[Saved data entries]
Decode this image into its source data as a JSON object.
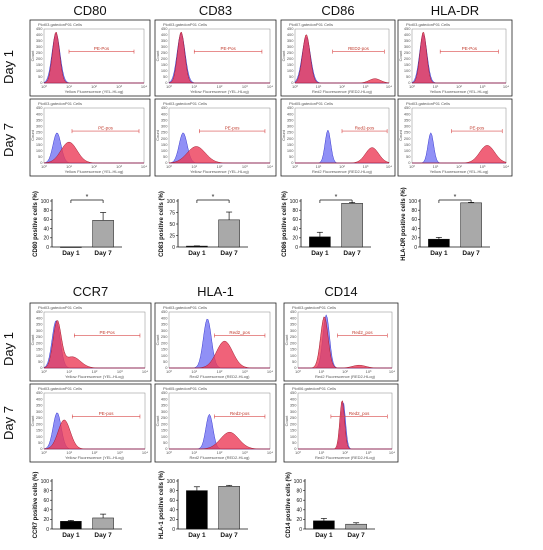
{
  "chart_data": {
    "type": "composite-figure",
    "row_labels": [
      "Day 1",
      "Day 7"
    ],
    "colors": {
      "blue": "#7d7df5",
      "red": "#ec3b58",
      "bar_day1": "#000000",
      "bar_day7": "#a9a9a9"
    },
    "histogram_panels": [
      {
        "marker": "CD80",
        "day1": {
          "header": "Plot03.gatedonP01 Cells",
          "gate": "PE-Pos",
          "xlabel": "Yellow Fluorescence (YEL-HLog)"
        },
        "day7": {
          "header": "Plot03.gatedonP01 Cells",
          "gate": "PE-pos",
          "xlabel": "Yellow Fluorescence (YEL-HLog)"
        }
      },
      {
        "marker": "CD83",
        "day1": {
          "header": "Plot03.gatedonP01 Cells",
          "gate": "PE-Pos",
          "xlabel": "Yellow Fluorescence (YEL-HLog)"
        },
        "day7": {
          "header": "Plot03.gatedonP01 Cells",
          "gate": "PE-pos",
          "xlabel": "Yellow Fluorescence (YEL-HLog)"
        }
      },
      {
        "marker": "CD86",
        "day1": {
          "header": "Plot07.gatedonP01 Cells",
          "gate": "RED2-pos",
          "xlabel": "Red2 Fluorescence (RED2-HLog)"
        },
        "day7": {
          "header": "Plot05.gatedonP01 Cells",
          "gate": "Red2-pos",
          "xlabel": "Red2 Fluorescence (RED2-HLog)"
        }
      },
      {
        "marker": "HLA-DR",
        "day1": {
          "header": "Plot03.gatedonP01 Cells",
          "gate": "PE-Pos",
          "xlabel": "Yellow Fluorescence (YEL-HLog)"
        },
        "day7": {
          "header": "Plot03.gatedonP01 Cells",
          "gate": "PE-pos",
          "xlabel": "Yellow Fluorescence (YEL-HLog)"
        }
      },
      {
        "marker": "CCR7",
        "day1": {
          "header": "Plot03.gatedonP01 Cells",
          "gate": "PE-Pos",
          "xlabel": "Yellow Fluorescence (YEL-HLog)"
        },
        "day7": {
          "header": "Plot03.gatedonP01 Cells",
          "gate": "PE-pos",
          "xlabel": "Yellow Fluorescence (YEL-HLog)"
        }
      },
      {
        "marker": "HLA-1",
        "day1": {
          "header": "Plot03.gatedonP01 Cells",
          "gate": "Red2_pos",
          "xlabel": "Red2 Fluorescence (RED2-HLog)"
        },
        "day7": {
          "header": "Plot05.gatedonP01 Cells",
          "gate": "Red2-pos",
          "xlabel": "Red2 Fluorescence (RED2-HLog)"
        }
      },
      {
        "marker": "CD14",
        "day1": {
          "header": "Plot03.gatedonP01 Cells",
          "gate": "Red2_pos",
          "xlabel": "Red2 Fluorescence (RED2-HLog)"
        },
        "day7": {
          "header": "Plot06.gatedonP01 Cells",
          "gate": "Red2_pos",
          "xlabel": "Red2 Fluorescence (RED2-HLog)"
        }
      }
    ],
    "histogram_axis": {
      "x_ticks": [
        "10⁰",
        "10¹",
        "10²",
        "10³",
        "10⁴"
      ],
      "y_ticks_top": [
        "0",
        "50",
        "100",
        "150",
        "200",
        "250",
        "300",
        "350",
        "400",
        "450"
      ],
      "ylabel": "Count"
    },
    "bar_charts": [
      {
        "type": "bar",
        "categories": [
          "Day 1",
          "Day 7"
        ],
        "values": [
          0,
          58
        ],
        "errors": [
          0,
          17
        ],
        "ylabel": "CD80 positive cells (%)",
        "ylim": [
          0,
          100
        ],
        "yticks": [
          0,
          20,
          40,
          60,
          80,
          100
        ],
        "significance": "*"
      },
      {
        "type": "bar",
        "categories": [
          "Day 1",
          "Day 7"
        ],
        "values": [
          2,
          59
        ],
        "errors": [
          0.5,
          17
        ],
        "ylabel": "CD83 positive cells (%)",
        "ylim": [
          0,
          100
        ],
        "yticks": [
          0,
          25,
          50,
          75,
          100
        ],
        "significance": "*"
      },
      {
        "type": "bar",
        "categories": [
          "Day 1",
          "Day 7"
        ],
        "values": [
          22,
          95
        ],
        "errors": [
          10,
          2
        ],
        "ylabel": "CD86 positive cells (%)",
        "ylim": [
          0,
          100
        ],
        "yticks": [
          0,
          20,
          40,
          60,
          80,
          100
        ],
        "significance": "*"
      },
      {
        "type": "bar",
        "categories": [
          "Day 1",
          "Day 7"
        ],
        "values": [
          17,
          96
        ],
        "errors": [
          4,
          1
        ],
        "ylabel": "HLA-DR positive cells (%)",
        "ylim": [
          0,
          100
        ],
        "yticks": [
          0,
          20,
          40,
          60,
          80,
          100
        ],
        "significance": "*"
      },
      {
        "type": "bar",
        "categories": [
          "Day 1",
          "Day 7"
        ],
        "values": [
          16,
          23
        ],
        "errors": [
          2,
          8
        ],
        "ylabel": "CCR7 positive cells (%)",
        "ylim": [
          0,
          100
        ],
        "yticks": [
          0,
          20,
          40,
          60,
          80,
          100
        ],
        "significance": ""
      },
      {
        "type": "bar",
        "categories": [
          "Day 1",
          "Day 7"
        ],
        "values": [
          80,
          89
        ],
        "errors": [
          8,
          2
        ],
        "ylabel": "HLA-1 positive cells (%)",
        "ylim": [
          0,
          100
        ],
        "yticks": [
          0,
          20,
          40,
          60,
          80,
          100
        ],
        "significance": ""
      },
      {
        "type": "bar",
        "categories": [
          "Day 1",
          "Day 7"
        ],
        "values": [
          17,
          10
        ],
        "errors": [
          5,
          3
        ],
        "ylabel": "CD14 positive cells (%)",
        "ylim": [
          0,
          100
        ],
        "yticks": [
          0,
          20,
          40,
          60,
          80,
          100
        ],
        "significance": ""
      }
    ]
  }
}
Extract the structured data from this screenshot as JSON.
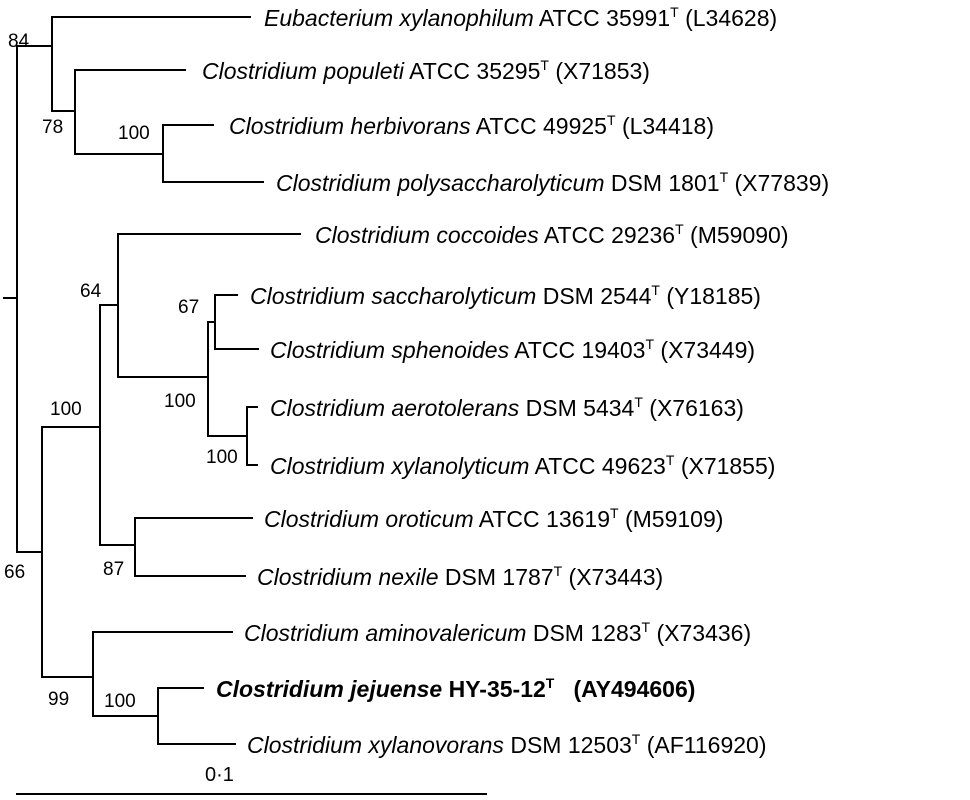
{
  "taxa": [
    {
      "genus_species": "Eubacterium xylanophilum",
      "strain": "ATCC 35991",
      "sup": "T",
      "accession": "(L34628)"
    },
    {
      "genus_species": "Clostridium populeti",
      "strain": "ATCC 35295",
      "sup": "T",
      "accession": "(X71853)"
    },
    {
      "genus_species": "Clostridium herbivorans",
      "strain": "ATCC 49925",
      "sup": "T",
      "accession": "(L34418)"
    },
    {
      "genus_species": "Clostridium polysaccharolyticum",
      "strain": "DSM 1801",
      "sup": "T",
      "accession": "(X77839)"
    },
    {
      "genus_species": "Clostridium coccoides",
      "strain": "ATCC 29236",
      "sup": "T",
      "accession": "(M59090)"
    },
    {
      "genus_species": "Clostridium saccharolyticum",
      "strain": "DSM 2544",
      "sup": "T",
      "accession": "(Y18185)"
    },
    {
      "genus_species": "Clostridium sphenoides",
      "strain": "ATCC 19403",
      "sup": "T",
      "accession": "(X73449)"
    },
    {
      "genus_species": "Clostridium aerotolerans",
      "strain": "DSM 5434",
      "sup": "T",
      "accession": "(X76163)"
    },
    {
      "genus_species": "Clostridium xylanolyticum",
      "strain": "ATCC 49623",
      "sup": "T",
      "accession": "(X71855)"
    },
    {
      "genus_species": "Clostridium oroticum",
      "strain": "ATCC 13619",
      "sup": "T",
      "accession": "(M59109)"
    },
    {
      "genus_species": "Clostridium nexile",
      "strain": "DSM 1787",
      "sup": "T",
      "accession": "(X73443)"
    },
    {
      "genus_species": "Clostridium aminovalericum",
      "strain": "DSM 1283",
      "sup": "T",
      "accession": "(X73436)"
    },
    {
      "genus_species": "Clostridium jejuense",
      "strain": "HY-35-12",
      "sup": "T",
      "accession": "(AY494606)"
    },
    {
      "genus_species": "Clostridium xylanovorans",
      "strain": "DSM 12503",
      "sup": "T",
      "accession": "(AF116920)"
    }
  ],
  "bootstrap": [
    "84",
    "78",
    "100",
    "64",
    "67",
    "100",
    "100",
    "100",
    "87",
    "66",
    "99",
    "100"
  ],
  "scale_bar": {
    "label": "0·1"
  }
}
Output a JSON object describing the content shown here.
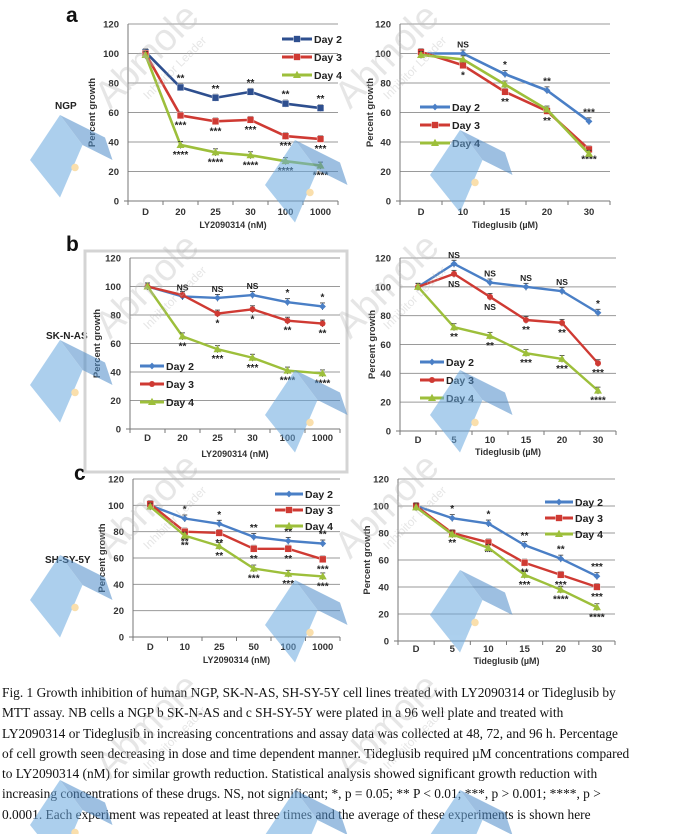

■ **Required work**: The answer should consist of all lines from the records above that hold the word "positive".

■ **Output of the task**:
        "ylabel": "CD80 positive cells (%)",
        "ylabel": "CD83 positive cells (%)",
        "ylabel": "CD86 positive cells (%)",
        "ylabel": "HLA-DR positive cells (%)",
        "ylabel": "CCR7 positive cells (%)",
        "ylabel": "HLA-1 positive cells (%)",
        "ylabel": "CD14 positive cells (%)",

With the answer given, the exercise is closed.